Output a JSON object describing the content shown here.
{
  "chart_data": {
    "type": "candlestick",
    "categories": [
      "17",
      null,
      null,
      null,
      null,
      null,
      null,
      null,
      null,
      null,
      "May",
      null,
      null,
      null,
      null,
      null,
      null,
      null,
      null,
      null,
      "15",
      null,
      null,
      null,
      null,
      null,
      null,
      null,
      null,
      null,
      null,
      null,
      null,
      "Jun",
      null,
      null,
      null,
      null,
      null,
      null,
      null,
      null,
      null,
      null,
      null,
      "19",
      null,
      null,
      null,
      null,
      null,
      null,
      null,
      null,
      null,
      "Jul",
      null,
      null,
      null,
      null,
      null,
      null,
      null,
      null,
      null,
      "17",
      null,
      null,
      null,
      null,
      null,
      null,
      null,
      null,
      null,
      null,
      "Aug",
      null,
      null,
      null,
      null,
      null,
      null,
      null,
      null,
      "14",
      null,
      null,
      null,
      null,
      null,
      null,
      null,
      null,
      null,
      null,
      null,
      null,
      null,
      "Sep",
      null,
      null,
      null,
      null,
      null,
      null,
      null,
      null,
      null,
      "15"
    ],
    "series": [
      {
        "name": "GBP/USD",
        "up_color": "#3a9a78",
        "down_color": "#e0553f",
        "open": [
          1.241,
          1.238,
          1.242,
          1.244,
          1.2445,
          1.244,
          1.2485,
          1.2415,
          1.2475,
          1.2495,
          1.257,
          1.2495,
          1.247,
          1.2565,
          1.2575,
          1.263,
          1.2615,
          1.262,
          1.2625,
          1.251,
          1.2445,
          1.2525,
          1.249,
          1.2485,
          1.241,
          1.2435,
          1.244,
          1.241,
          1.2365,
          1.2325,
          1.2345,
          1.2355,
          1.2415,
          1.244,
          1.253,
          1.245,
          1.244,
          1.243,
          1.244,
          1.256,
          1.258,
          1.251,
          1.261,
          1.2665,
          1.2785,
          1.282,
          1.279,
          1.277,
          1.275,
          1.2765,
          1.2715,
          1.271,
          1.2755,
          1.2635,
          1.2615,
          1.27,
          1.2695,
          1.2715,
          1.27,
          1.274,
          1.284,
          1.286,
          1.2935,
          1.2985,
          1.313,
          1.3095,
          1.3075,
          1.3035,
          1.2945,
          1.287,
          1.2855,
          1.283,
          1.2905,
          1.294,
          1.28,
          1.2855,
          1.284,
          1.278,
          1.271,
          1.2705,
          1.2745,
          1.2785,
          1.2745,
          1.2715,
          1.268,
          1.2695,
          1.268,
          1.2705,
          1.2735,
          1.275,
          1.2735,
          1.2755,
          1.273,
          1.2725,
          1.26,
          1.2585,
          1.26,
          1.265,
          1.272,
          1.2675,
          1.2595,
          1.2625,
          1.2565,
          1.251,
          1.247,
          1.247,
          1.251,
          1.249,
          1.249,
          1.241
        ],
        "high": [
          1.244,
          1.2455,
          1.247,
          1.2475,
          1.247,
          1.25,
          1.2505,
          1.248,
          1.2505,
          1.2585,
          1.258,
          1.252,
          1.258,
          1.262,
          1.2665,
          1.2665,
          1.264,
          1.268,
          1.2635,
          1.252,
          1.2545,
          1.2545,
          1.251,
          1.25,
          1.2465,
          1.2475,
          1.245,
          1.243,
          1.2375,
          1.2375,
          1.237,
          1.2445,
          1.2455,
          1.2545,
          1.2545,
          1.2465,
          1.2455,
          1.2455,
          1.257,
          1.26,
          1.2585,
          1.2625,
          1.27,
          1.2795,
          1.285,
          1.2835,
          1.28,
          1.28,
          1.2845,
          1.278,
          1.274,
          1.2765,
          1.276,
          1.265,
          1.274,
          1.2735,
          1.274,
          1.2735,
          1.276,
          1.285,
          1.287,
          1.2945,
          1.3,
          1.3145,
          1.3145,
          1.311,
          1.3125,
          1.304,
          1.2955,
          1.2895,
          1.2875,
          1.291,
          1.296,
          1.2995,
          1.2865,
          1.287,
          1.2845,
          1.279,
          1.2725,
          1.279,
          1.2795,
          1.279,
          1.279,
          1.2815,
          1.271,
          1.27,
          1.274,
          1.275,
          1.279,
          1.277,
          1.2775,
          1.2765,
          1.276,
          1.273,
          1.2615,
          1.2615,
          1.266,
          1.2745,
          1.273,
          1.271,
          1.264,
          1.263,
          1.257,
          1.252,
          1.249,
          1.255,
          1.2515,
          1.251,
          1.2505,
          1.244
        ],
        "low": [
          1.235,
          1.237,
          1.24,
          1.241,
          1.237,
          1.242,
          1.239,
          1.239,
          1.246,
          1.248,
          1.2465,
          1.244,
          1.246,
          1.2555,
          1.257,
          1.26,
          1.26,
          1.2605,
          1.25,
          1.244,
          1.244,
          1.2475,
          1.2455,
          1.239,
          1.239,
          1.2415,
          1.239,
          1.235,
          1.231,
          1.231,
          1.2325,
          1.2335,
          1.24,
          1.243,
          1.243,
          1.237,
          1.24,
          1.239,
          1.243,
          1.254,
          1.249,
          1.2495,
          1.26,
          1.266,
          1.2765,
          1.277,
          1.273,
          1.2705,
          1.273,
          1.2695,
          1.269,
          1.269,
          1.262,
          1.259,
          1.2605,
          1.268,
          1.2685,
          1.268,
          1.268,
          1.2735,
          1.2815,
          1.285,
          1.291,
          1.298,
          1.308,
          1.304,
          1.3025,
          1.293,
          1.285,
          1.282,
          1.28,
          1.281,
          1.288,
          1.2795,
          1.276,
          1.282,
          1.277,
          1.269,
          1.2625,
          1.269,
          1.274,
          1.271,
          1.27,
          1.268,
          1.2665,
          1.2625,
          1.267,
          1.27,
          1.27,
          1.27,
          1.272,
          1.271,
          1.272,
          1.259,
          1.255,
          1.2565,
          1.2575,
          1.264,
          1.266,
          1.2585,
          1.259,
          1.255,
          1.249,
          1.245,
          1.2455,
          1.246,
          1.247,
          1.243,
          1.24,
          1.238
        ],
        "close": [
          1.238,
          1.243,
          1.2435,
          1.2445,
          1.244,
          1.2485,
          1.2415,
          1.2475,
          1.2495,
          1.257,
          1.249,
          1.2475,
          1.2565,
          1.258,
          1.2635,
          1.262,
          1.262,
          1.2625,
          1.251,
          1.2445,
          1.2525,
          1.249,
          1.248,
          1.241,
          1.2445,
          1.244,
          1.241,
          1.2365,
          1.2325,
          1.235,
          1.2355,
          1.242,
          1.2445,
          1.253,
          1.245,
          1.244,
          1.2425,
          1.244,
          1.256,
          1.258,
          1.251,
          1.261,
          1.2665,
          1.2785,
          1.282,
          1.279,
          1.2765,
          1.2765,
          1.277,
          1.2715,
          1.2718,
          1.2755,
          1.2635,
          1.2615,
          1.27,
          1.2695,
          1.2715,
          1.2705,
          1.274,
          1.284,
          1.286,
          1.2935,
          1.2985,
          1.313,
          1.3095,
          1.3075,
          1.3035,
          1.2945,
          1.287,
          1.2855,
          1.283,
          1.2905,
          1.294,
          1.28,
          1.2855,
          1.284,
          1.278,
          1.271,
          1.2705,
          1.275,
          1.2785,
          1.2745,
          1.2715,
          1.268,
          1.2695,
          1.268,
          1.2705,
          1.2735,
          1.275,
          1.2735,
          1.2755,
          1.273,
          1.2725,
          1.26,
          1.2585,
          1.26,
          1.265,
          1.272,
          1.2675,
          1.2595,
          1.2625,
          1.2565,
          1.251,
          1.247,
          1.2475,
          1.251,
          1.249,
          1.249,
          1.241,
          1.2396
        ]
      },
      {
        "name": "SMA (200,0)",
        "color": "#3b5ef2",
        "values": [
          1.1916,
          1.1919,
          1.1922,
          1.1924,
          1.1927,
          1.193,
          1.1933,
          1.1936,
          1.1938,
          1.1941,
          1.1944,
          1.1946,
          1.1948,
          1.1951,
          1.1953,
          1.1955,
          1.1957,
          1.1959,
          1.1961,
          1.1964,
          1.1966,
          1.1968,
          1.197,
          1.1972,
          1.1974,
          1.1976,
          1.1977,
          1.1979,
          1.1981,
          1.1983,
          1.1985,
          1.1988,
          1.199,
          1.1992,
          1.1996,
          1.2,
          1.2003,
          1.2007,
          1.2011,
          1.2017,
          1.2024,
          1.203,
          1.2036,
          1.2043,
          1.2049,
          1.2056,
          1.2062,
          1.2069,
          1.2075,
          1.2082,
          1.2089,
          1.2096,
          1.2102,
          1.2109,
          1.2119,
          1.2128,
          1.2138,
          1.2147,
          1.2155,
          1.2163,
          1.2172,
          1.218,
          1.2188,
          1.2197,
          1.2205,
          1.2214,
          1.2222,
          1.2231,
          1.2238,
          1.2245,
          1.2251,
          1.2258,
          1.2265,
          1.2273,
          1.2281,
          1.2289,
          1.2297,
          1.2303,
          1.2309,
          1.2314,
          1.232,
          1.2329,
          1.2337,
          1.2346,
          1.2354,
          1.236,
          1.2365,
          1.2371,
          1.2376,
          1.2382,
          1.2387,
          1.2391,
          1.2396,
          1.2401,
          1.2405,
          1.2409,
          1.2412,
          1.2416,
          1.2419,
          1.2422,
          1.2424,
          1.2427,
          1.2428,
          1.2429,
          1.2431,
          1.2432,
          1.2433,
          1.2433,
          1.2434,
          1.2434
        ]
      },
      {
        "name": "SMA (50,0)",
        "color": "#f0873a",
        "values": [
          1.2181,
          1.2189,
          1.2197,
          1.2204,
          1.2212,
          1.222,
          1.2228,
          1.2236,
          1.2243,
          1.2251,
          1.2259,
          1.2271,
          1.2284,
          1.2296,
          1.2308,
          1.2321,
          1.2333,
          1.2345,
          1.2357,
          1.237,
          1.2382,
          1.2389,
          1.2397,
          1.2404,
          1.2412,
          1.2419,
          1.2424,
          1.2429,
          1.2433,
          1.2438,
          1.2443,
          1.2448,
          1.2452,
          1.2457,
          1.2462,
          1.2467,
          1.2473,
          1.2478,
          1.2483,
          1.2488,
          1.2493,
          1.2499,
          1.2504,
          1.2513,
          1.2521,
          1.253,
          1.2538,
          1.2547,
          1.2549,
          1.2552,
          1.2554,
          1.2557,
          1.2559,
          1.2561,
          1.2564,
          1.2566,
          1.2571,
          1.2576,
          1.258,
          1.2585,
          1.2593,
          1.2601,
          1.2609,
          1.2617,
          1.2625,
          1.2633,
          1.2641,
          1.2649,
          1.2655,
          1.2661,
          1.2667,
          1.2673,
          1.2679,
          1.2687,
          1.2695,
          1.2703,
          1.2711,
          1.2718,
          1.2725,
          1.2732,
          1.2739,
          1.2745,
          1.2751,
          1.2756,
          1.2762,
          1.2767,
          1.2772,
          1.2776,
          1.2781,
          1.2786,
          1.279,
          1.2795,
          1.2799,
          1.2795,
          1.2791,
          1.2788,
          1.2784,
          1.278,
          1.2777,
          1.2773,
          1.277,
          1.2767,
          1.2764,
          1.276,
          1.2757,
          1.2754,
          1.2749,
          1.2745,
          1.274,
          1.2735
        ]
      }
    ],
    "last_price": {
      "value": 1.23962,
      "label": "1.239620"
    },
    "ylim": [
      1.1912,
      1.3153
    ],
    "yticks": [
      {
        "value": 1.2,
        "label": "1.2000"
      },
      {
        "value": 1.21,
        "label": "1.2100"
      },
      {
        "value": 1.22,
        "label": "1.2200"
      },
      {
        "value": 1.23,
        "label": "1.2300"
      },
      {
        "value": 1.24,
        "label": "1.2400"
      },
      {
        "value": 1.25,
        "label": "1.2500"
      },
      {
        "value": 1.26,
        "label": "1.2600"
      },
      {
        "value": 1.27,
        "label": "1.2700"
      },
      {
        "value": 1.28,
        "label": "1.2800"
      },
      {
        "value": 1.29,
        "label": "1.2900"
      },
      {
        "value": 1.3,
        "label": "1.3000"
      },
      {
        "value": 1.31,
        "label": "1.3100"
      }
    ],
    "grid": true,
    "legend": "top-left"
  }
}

* Your instructions *
Return from the data every line that holds "name".

* Written response *
        "name": "GBP/USD",
        "name": "SMA (200,0)",
        "name": "SMA (50,0)",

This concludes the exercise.